→ **WRITTEN PROBLEM**:
Extract the complete listing and repeat it word for word.

[Collected data]
>>>>

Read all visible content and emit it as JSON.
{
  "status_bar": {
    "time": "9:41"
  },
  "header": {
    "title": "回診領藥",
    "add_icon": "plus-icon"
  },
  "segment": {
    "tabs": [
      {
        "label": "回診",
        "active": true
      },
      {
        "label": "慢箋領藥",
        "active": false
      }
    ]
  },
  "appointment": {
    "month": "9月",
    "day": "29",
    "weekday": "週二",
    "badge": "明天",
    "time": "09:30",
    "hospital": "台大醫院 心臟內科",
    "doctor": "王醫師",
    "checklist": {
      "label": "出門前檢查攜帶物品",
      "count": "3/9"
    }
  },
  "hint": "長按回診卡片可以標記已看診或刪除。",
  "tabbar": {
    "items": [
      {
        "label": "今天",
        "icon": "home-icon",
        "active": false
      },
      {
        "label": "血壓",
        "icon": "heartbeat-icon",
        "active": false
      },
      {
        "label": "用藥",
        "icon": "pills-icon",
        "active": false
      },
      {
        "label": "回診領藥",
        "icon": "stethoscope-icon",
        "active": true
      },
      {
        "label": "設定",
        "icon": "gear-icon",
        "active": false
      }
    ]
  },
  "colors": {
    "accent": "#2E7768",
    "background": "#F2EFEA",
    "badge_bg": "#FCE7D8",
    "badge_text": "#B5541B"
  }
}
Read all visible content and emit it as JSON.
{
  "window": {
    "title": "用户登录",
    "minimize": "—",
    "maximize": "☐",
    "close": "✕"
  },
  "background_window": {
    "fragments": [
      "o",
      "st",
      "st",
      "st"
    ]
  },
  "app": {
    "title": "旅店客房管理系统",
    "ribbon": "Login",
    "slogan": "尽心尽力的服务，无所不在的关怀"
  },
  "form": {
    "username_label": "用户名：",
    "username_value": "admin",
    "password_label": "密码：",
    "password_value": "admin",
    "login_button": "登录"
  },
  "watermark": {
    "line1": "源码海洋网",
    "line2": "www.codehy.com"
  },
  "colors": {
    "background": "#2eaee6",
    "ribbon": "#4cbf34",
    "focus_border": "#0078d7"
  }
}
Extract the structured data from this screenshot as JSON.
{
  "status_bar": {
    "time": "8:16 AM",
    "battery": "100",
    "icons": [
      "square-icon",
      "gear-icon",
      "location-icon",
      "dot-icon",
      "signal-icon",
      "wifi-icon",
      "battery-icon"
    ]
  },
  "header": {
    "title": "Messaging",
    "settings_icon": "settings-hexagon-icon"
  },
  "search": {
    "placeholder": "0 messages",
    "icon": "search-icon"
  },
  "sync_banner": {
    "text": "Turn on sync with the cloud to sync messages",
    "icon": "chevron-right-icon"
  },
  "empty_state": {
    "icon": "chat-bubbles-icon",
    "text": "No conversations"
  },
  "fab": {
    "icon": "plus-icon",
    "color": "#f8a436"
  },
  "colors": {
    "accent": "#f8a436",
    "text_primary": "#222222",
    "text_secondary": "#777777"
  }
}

<<<<

→ **REPLY TO THE EXERCISE**:
Read all visible content and emit it as JSON.
{
  "status_bar": {
    "time": "9:41"
  },
  "header": {
    "title": "回診領藥",
    "add_icon": "plus-icon"
  },
  "segment": {
    "tabs": [
      {
        "label": "回診",
        "active": true
      },
      {
        "label": "慢箋領藥",
        "active": false
      }
    ]
  },
  "appointment": {
    "month": "9月",
    "day": "29",
    "weekday": "週二",
    "badge": "明天",
    "time": "09:30",
    "hospital": "台大醫院 心臟內科",
    "doctor": "王醫師",
    "checklist": {
      "label": "出門前檢查攜帶物品",
      "count": "3/9"
    }
  },
  "hint": "長按回診卡片可以標記已看診或刪除。",
  "tabbar": {
    "items": [
      {
        "label": "今天",
        "icon": "home-icon",
        "active": false
      },
      {
        "label": "血壓",
        "icon": "heartbeat-icon",
        "active": false
      },
      {
        "label": "用藥",
        "icon": "pills-icon",
        "active": false
      },
      {
        "label": "回診領藥",
        "icon": "stethoscope-icon",
        "active": true
      },
      {
        "label": "設定",
        "icon": "gear-icon",
        "active": false
      }
    ]
  },
  "colors": {
    "accent": "#2E7768",
    "background": "#F2EFEA",
    "badge_bg": "#FCE7D8",
    "badge_text": "#B5541B"
  }
}
Read all visible content and emit it as JSON.
{
  "window": {
    "title": "用户登录",
    "minimize": "—",
    "maximize": "☐",
    "close": "✕"
  },
  "background_window": {
    "fragments": [
      "o",
      "st",
      "st",
      "st"
    ]
  },
  "app": {
    "title": "旅店客房管理系统",
    "ribbon": "Login",
    "slogan": "尽心尽力的服务，无所不在的关怀"
  },
  "form": {
    "username_label": "用户名：",
    "username_value": "admin",
    "password_label": "密码：",
    "password_value": "admin",
    "login_button": "登录"
  },
  "watermark": {
    "line1": "源码海洋网",
    "line2": "www.codehy.com"
  },
  "colors": {
    "background": "#2eaee6",
    "ribbon": "#4cbf34",
    "focus_border": "#0078d7"
  }
}
Extract the structured data from this screenshot as JSON.
{
  "status_bar": {
    "time": "8:16 AM",
    "battery": "100",
    "icons": [
      "square-icon",
      "gear-icon",
      "location-icon",
      "dot-icon",
      "signal-icon",
      "wifi-icon",
      "battery-icon"
    ]
  },
  "header": {
    "title": "Messaging",
    "settings_icon": "settings-hexagon-icon"
  },
  "search": {
    "placeholder": "0 messages",
    "icon": "search-icon"
  },
  "sync_banner": {
    "text": "Turn on sync with the cloud to sync messages",
    "icon": "chevron-right-icon"
  },
  "empty_state": {
    "icon": "chat-bubbles-icon",
    "text": "No conversations"
  },
  "fab": {
    "icon": "plus-icon",
    "color": "#f8a436"
  },
  "colors": {
    "accent": "#f8a436",
    "text_primary": "#222222",
    "text_secondary": "#777777"
  }
}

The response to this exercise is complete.